[Begin]

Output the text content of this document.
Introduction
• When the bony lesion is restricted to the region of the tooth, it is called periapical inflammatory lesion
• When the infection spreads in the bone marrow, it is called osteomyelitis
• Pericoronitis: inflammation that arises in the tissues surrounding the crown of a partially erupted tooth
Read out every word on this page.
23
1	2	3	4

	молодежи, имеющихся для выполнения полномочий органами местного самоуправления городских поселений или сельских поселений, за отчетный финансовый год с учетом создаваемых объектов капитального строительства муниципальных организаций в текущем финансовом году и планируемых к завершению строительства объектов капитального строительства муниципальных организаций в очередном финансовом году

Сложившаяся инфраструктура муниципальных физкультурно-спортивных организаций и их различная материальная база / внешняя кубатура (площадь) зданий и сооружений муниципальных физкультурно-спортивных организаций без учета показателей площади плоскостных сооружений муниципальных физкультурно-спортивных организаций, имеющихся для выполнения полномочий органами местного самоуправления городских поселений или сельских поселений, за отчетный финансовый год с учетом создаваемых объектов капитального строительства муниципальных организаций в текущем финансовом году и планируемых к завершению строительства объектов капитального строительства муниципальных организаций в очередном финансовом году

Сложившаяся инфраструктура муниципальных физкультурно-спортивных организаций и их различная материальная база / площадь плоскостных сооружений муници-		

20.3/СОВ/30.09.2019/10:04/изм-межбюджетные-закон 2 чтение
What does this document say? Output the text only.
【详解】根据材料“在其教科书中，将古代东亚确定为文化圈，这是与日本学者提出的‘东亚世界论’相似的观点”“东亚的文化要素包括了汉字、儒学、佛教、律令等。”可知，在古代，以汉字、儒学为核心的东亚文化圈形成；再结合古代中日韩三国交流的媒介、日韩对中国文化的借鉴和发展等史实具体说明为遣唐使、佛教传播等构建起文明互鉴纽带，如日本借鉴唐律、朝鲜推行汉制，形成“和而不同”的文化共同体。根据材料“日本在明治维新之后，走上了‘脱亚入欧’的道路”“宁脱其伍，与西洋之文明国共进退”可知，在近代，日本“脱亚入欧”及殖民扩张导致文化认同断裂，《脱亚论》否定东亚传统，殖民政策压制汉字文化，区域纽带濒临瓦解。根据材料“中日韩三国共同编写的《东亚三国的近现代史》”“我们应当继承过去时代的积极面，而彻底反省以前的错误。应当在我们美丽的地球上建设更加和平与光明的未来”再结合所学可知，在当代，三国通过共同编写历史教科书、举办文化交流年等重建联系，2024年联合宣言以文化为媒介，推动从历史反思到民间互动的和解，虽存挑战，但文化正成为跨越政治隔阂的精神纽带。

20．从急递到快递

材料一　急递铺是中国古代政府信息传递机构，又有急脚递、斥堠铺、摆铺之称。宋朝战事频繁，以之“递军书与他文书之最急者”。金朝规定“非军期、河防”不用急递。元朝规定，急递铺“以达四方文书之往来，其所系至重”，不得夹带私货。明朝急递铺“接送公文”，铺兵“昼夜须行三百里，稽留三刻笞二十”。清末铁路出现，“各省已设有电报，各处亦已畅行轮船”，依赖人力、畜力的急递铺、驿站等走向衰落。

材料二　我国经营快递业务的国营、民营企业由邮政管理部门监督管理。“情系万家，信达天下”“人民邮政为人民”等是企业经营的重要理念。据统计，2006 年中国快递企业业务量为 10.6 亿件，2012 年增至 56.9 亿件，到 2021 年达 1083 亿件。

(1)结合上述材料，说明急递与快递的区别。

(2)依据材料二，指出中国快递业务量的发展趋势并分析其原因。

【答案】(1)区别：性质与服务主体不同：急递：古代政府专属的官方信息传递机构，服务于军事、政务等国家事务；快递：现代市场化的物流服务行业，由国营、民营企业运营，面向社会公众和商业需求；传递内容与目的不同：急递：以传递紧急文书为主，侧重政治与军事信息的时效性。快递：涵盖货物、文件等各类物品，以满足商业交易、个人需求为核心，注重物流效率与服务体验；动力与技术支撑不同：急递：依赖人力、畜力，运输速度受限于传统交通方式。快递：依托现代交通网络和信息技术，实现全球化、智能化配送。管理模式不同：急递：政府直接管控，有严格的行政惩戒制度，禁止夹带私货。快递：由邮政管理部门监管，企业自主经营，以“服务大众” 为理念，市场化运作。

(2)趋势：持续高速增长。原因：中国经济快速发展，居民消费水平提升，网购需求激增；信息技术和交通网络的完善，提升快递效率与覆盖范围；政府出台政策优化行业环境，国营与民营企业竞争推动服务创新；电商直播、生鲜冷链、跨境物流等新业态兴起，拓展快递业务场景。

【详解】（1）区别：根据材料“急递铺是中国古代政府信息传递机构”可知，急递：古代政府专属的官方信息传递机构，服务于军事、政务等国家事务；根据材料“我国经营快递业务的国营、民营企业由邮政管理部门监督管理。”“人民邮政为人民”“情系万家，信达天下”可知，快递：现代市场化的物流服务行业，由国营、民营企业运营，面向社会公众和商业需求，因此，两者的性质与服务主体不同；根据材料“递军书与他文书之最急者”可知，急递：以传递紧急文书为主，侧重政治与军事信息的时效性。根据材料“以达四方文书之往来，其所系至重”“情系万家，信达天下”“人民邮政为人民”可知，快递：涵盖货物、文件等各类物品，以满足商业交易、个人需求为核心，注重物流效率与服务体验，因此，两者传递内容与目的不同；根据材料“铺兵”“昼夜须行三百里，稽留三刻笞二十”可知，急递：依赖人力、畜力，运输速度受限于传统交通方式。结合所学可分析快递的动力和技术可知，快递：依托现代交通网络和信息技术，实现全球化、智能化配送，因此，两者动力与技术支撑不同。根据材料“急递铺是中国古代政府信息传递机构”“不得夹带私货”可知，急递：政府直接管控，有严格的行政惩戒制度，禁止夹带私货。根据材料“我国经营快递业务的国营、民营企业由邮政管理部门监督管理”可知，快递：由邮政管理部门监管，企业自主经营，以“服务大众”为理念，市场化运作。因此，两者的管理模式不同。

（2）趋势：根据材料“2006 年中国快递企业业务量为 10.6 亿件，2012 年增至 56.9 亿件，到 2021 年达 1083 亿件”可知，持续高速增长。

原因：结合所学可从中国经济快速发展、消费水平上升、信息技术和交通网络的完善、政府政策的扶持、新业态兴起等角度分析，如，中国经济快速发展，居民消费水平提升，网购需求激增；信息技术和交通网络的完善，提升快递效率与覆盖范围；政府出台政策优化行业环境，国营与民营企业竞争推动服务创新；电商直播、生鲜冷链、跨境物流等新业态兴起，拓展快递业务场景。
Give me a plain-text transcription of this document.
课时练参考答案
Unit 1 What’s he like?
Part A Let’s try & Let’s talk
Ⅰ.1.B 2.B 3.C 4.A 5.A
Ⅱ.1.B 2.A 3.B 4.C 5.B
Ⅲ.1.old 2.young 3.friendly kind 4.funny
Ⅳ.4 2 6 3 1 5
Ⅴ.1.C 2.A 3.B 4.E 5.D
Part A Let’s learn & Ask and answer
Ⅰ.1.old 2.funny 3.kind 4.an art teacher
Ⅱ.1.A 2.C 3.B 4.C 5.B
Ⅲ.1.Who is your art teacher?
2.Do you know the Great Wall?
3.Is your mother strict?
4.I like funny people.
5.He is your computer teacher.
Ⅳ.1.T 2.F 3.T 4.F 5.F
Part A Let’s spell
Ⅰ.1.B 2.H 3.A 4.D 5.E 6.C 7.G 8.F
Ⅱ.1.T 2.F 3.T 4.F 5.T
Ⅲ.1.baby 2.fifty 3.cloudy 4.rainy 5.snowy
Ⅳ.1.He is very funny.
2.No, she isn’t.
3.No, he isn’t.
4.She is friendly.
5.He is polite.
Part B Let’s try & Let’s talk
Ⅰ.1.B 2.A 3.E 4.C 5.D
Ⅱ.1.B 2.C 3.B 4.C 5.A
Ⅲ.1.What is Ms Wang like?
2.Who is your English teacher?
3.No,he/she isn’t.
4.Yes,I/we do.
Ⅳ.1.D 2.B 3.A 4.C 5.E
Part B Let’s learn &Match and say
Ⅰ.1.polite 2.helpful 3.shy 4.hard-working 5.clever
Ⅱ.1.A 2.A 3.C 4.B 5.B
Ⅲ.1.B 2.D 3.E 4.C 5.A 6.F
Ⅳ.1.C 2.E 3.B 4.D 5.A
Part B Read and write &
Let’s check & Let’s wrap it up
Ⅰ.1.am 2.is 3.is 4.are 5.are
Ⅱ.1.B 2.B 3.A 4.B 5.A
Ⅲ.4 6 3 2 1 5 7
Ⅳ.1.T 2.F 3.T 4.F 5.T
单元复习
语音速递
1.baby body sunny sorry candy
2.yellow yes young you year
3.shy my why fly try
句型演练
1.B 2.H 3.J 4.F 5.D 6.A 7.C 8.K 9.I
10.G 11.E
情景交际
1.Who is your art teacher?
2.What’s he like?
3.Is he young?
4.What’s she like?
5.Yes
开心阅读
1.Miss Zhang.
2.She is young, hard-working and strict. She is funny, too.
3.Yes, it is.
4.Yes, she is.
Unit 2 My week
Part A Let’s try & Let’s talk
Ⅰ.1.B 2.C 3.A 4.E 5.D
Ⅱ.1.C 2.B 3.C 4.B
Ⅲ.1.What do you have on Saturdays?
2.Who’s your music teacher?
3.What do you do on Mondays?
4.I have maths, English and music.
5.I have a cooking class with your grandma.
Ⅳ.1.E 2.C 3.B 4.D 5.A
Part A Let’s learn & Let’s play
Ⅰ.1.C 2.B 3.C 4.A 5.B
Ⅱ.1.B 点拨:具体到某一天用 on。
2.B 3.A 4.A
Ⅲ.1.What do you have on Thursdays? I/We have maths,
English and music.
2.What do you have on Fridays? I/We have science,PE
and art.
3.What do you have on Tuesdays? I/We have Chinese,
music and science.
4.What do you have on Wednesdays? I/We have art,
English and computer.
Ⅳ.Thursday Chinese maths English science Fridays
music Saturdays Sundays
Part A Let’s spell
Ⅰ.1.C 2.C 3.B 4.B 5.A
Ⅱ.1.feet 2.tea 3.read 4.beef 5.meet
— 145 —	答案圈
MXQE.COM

[End]

→ **Aim**
From the entries above, copy out every line where the string "tooth" appears.

→ **Expected answer**
• When the bony lesion is restricted to the region of the tooth, it is called periapical inflammatory lesion
• Pericoronitis: inflammation that arises in the tissues surrounding the crown of a partially erupted tooth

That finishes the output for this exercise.